## PROBLEM REQUIREMENTS
Please extract every line in the entries below that contains the string "values".

## SUPPLIED ENTRIES

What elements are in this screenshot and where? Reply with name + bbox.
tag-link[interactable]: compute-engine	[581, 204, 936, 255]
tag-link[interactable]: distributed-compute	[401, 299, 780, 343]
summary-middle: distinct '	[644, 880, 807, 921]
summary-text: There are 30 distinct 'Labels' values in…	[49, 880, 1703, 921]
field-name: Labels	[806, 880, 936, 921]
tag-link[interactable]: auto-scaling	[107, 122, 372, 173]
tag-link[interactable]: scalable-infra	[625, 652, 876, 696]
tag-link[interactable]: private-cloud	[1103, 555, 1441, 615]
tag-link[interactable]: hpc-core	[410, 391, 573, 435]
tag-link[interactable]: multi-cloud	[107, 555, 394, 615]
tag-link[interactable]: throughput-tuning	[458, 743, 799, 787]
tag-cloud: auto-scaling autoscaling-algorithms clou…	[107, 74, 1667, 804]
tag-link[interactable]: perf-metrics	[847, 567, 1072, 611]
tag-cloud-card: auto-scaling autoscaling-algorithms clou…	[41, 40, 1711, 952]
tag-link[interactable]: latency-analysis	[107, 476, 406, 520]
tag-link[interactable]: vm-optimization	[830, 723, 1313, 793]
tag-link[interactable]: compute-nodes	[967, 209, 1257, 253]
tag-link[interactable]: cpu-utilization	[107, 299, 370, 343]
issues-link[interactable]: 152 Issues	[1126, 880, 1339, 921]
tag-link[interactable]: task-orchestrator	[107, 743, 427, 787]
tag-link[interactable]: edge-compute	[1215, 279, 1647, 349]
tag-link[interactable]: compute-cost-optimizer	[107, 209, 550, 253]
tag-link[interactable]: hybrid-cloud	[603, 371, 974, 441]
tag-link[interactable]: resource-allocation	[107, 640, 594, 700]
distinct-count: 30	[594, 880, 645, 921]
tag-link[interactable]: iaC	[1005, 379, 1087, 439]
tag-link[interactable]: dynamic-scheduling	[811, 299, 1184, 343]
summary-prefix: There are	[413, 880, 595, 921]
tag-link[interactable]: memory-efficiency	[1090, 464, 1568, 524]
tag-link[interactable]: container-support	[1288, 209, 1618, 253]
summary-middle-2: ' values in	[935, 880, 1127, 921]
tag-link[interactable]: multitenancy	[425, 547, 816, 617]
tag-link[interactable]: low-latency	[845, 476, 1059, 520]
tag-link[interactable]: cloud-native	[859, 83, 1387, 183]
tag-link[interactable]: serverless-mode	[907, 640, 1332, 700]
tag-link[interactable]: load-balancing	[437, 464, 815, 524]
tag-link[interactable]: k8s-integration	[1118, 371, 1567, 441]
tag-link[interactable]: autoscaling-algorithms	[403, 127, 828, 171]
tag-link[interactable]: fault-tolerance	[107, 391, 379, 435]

## SOLVED EXERCISE
summary-text: There are 30 distinct 'Labels' values in…	[49, 880, 1703, 921]
summary-middle-2: ' values in	[935, 880, 1127, 921]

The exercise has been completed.